*EXERCISE GOAL:* Report how many lines in the records hold the string "JSON"; give the number and nothing else.

+ + + + + + +

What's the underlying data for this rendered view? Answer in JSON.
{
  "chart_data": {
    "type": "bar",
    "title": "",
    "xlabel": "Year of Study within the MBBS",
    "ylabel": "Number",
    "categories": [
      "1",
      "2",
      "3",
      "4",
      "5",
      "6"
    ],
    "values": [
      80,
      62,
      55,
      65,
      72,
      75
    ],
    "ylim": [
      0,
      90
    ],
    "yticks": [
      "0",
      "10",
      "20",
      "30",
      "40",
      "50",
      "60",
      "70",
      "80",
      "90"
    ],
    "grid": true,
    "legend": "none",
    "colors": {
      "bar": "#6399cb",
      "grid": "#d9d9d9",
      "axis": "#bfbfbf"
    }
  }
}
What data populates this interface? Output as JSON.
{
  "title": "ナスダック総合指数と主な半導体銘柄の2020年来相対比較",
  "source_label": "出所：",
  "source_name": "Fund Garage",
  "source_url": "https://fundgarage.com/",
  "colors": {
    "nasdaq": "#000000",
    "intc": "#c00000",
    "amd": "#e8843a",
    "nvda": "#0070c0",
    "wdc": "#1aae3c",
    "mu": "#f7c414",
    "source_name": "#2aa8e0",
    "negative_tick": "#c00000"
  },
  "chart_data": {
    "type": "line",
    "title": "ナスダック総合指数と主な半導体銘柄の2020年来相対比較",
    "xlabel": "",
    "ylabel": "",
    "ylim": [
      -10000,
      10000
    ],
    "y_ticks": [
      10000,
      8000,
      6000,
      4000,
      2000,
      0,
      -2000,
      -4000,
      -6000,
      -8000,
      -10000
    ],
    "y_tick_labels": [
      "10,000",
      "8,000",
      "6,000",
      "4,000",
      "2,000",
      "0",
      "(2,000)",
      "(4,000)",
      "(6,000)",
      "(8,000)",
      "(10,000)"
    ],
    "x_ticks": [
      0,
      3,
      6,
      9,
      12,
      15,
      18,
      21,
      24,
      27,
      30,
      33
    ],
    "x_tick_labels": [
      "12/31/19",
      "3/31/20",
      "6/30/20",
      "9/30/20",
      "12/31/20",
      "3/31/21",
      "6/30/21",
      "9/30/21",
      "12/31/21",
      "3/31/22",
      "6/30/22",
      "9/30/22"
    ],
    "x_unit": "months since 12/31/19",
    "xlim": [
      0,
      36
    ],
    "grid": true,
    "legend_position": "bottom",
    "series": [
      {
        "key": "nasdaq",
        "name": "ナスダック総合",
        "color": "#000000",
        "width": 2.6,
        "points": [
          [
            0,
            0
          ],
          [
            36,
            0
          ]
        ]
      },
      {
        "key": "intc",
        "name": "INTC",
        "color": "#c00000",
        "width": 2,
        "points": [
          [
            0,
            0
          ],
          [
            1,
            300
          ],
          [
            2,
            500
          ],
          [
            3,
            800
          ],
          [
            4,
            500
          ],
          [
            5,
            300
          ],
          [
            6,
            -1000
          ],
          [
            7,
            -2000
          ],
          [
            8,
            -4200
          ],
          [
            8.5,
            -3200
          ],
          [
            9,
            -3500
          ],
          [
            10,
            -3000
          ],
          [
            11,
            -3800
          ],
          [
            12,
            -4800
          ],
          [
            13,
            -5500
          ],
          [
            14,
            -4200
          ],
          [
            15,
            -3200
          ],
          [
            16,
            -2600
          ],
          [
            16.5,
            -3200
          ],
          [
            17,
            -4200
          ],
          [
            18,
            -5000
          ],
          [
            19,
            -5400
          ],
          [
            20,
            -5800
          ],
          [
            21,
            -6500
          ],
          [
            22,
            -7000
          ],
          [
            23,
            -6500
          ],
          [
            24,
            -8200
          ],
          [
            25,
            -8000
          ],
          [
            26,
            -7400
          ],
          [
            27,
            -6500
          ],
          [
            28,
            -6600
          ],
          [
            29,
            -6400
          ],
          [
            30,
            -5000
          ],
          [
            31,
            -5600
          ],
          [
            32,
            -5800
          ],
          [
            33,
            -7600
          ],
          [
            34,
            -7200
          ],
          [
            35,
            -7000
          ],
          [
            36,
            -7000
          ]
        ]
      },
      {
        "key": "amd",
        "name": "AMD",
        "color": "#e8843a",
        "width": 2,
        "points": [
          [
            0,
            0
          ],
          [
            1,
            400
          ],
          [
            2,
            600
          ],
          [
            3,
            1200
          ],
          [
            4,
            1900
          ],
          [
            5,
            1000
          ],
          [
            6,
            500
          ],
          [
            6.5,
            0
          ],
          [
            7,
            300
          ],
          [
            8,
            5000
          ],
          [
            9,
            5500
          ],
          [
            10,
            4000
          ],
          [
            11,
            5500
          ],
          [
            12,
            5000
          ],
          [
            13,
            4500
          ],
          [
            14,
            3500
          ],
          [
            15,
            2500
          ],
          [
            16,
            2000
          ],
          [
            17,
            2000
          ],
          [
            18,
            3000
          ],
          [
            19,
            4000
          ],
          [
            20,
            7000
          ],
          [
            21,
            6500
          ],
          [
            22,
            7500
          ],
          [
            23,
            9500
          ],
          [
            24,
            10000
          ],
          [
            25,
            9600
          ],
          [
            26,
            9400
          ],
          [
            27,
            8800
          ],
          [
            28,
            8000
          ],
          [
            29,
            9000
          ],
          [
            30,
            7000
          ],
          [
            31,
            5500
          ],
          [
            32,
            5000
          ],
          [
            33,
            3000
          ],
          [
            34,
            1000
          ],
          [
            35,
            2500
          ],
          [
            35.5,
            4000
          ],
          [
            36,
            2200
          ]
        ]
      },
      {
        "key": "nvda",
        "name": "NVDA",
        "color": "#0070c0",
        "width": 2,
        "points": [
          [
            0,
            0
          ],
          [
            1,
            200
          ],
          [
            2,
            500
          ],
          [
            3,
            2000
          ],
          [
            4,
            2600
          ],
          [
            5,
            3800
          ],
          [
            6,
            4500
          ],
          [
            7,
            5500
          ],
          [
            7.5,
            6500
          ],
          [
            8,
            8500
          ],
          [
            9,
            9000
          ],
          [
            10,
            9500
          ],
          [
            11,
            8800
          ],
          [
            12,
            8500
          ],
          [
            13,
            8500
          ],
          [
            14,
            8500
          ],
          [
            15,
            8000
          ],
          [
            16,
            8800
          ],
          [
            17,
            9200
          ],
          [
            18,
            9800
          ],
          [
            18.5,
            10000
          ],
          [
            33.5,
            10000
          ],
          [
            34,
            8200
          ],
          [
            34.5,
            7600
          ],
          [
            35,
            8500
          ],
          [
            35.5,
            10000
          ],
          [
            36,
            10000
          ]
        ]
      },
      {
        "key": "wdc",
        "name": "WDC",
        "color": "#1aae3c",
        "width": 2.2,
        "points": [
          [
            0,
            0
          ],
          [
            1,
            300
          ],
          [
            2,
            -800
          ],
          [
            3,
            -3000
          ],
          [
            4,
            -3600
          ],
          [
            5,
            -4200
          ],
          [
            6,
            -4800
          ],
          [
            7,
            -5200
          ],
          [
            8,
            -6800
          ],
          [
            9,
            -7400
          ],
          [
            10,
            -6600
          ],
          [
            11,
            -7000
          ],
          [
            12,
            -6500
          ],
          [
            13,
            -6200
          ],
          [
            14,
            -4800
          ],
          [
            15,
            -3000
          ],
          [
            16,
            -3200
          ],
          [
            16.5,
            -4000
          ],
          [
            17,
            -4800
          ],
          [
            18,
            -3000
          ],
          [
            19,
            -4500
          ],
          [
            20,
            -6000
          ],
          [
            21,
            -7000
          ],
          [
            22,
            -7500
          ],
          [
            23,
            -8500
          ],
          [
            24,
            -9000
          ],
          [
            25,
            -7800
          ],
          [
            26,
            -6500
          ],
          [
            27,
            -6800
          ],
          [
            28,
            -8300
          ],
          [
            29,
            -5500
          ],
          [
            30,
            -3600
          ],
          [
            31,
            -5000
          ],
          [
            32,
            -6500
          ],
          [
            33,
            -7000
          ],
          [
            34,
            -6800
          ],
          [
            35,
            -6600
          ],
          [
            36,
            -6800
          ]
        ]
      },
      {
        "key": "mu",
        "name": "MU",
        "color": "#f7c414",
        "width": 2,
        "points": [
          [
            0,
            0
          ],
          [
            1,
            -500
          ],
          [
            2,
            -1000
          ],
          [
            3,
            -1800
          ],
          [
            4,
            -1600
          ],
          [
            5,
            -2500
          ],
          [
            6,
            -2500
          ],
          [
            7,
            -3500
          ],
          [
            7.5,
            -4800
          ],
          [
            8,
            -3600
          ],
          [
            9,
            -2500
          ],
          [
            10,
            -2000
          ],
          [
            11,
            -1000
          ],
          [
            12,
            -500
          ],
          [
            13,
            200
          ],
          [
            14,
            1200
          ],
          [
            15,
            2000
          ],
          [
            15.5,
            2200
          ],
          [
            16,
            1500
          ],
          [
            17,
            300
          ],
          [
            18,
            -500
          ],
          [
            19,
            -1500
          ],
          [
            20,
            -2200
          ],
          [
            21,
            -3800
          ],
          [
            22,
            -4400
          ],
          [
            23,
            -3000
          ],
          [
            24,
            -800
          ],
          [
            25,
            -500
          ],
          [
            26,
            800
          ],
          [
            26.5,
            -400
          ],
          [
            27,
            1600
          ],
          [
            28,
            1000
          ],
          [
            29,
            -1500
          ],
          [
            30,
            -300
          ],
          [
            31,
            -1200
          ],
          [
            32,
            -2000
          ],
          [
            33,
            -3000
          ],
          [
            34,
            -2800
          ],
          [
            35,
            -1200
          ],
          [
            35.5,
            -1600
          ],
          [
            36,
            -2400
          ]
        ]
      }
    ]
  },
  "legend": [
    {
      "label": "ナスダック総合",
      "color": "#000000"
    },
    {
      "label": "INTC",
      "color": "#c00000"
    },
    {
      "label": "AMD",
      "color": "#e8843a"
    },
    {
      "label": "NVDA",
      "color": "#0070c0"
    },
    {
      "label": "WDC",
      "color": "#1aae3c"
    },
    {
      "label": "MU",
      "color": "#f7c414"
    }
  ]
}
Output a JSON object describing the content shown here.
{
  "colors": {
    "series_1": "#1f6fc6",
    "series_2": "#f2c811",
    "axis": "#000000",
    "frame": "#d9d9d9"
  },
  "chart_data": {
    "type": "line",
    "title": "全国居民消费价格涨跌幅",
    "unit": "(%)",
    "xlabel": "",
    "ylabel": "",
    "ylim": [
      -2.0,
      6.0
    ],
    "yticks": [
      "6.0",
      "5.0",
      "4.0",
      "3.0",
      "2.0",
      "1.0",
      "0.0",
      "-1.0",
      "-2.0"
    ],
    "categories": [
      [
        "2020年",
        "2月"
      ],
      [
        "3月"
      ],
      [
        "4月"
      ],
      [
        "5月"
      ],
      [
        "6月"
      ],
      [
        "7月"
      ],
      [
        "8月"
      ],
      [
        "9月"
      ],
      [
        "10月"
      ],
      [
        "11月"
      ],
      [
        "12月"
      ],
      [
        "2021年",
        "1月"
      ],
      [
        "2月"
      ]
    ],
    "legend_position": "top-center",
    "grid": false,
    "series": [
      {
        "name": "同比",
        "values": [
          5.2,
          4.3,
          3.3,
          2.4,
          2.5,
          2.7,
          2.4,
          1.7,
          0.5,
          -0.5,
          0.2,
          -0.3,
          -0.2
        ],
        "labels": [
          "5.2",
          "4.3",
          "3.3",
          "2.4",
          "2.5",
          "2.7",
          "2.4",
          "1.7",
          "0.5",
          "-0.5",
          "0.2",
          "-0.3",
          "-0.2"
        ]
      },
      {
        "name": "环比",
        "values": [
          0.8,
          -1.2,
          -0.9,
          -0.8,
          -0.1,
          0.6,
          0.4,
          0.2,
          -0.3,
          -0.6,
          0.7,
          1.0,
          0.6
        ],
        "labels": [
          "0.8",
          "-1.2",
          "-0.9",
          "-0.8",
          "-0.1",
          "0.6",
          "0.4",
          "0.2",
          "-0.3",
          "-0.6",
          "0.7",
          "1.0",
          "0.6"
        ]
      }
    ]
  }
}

+ + + + + + +

*FULL RESPONSE:* 3